■ What you should do:
Exactly reproduce the entries, dropping any pictures from your copy.
____
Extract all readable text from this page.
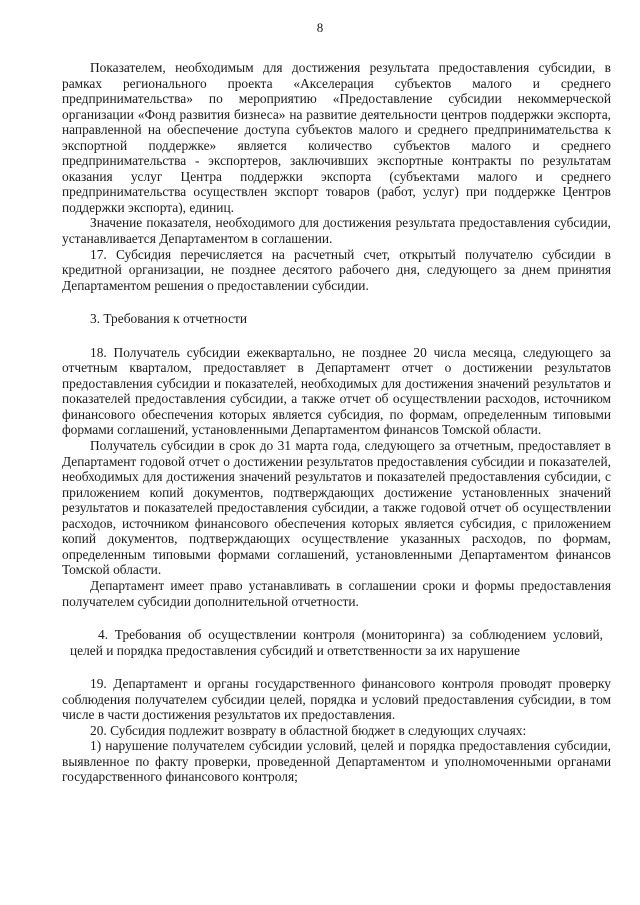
8

Показателем, необходимым для достижения результата предоставления субсидии, в рамках регионального проекта «Акселерация субъектов малого и среднего предпринимательства» по мероприятию «Предоставление субсидии некоммерческой организации «Фонд развития бизнеса» на развитие деятельности центров поддержки экспорта, направленной на обеспечение доступа субъектов малого и среднего предпринимательства к экспортной поддержке» является количество субъектов малого и среднего предпринимательства - экспортеров, заключивших экспортные контракты по результатам оказания услуг Центра поддержки экспорта (субъектами малого и среднего предпринимательства осуществлен экспорт товаров (работ, услуг) при поддержке Центров поддержки экспорта), единиц.

Значение показателя, необходимого для достижения результата предоставления субсидии, устанавливается Департаментом в соглашении.

17. Субсидия перечисляется на расчетный счет, открытый получателю субсидии в кредитной организации, не позднее десятого рабочего дня, следующего за днем принятия Департаментом решения о предоставлении субсидии.

3. Требования к отчетности

18. Получатель субсидии ежеквартально, не позднее 20 числа месяца, следующего за отчетным кварталом, предоставляет в Департамент отчет о достижении результатов предоставления субсидии и показателей, необходимых для достижения значений результатов и показателей предоставления субсидии, а также отчет об осуществлении расходов, источником финансового обеспечения которых является субсидия, по формам, определенным типовыми формами соглашений, установленными Департаментом финансов Томской области.

Получатель субсидии в срок до 31 марта года, следующего за отчетным, предоставляет в Департамент годовой отчет о достижении результатов предоставления субсидии и показателей, необходимых для достижения значений результатов и показателей предоставления субсидии, с приложением копий документов, подтверждающих достижение установленных значений результатов и показателей предоставления субсидии, а также годовой отчет об осуществлении расходов, источником финансового обеспечения которых является субсидия, с приложением копий документов, подтверждающих осуществление указанных расходов, по формам, определенным типовыми формами соглашений, установленными Департаментом финансов Томской области.

Департамент имеет право устанавливать в соглашении сроки и формы предоставления получателем субсидии дополнительной отчетности.

4. Требования об осуществлении контроля (мониторинга) за соблюдением условий, целей и порядка предоставления субсидий и ответственности за их нарушение

19. Департамент и органы государственного финансового контроля проводят проверку соблюдения получателем субсидии целей, порядка и условий предоставления субсидии, в том числе в части достижения результатов их предоставления.

20. Субсидия подлежит возврату в областной бюджет в следующих случаях:

1) нарушение получателем субсидии условий, целей и порядка предоставления субсидии, выявленное по факту проверки, проведенной Департаментом и уполномоченными органами государственного финансового контроля;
____
■ Expected answer:
Extract all readable text from this page.
8

Показателем, необходимым для достижения результата предоставления субсидии, в рамках регионального проекта «Акселерация субъектов малого и среднего предпринимательства» по мероприятию «Предоставление субсидии некоммерческой организации «Фонд развития бизнеса» на развитие деятельности центров поддержки экспорта, направленной на обеспечение доступа субъектов малого и среднего предпринимательства к экспортной поддержке» является количество субъектов малого и среднего предпринимательства - экспортеров, заключивших экспортные контракты по результатам оказания услуг Центра поддержки экспорта (субъектами малого и среднего предпринимательства осуществлен экспорт товаров (работ, услуг) при поддержке Центров поддержки экспорта), единиц.

Значение показателя, необходимого для достижения результата предоставления субсидии, устанавливается Департаментом в соглашении.

17. Субсидия перечисляется на расчетный счет, открытый получателю субсидии в кредитной организации, не позднее десятого рабочего дня, следующего за днем принятия Департаментом решения о предоставлении субсидии.

3. Требования к отчетности

18. Получатель субсидии ежеквартально, не позднее 20 числа месяца, следующего за отчетным кварталом, предоставляет в Департамент отчет о достижении результатов предоставления субсидии и показателей, необходимых для достижения значений результатов и показателей предоставления субсидии, а также отчет об осуществлении расходов, источником финансового обеспечения которых является субсидия, по формам, определенным типовыми формами соглашений, установленными Департаментом финансов Томской области.

Получатель субсидии в срок до 31 марта года, следующего за отчетным, предоставляет в Департамент годовой отчет о достижении результатов предоставления субсидии и показателей, необходимых для достижения значений результатов и показателей предоставления субсидии, с приложением копий документов, подтверждающих достижение установленных значений результатов и показателей предоставления субсидии, а также годовой отчет об осуществлении расходов, источником финансового обеспечения которых является субсидия, с приложением копий документов, подтверждающих осуществление указанных расходов, по формам, определенным типовыми формами соглашений, установленными Департаментом финансов Томской области.

Департамент имеет право устанавливать в соглашении сроки и формы предоставления получателем субсидии дополнительной отчетности.

4. Требования об осуществлении контроля (мониторинга) за соблюдением условий, целей и порядка предоставления субсидий и ответственности за их нарушение

19. Департамент и органы государственного финансового контроля проводят проверку соблюдения получателем субсидии целей, порядка и условий предоставления субсидии, в том числе в части достижения результатов их предоставления.

20. Субсидия подлежит возврату в областной бюджет в следующих случаях:

1) нарушение получателем субсидии условий, целей и порядка предоставления субсидии, выявленное по факту проверки, проведенной Департаментом и уполномоченными органами государственного финансового контроля;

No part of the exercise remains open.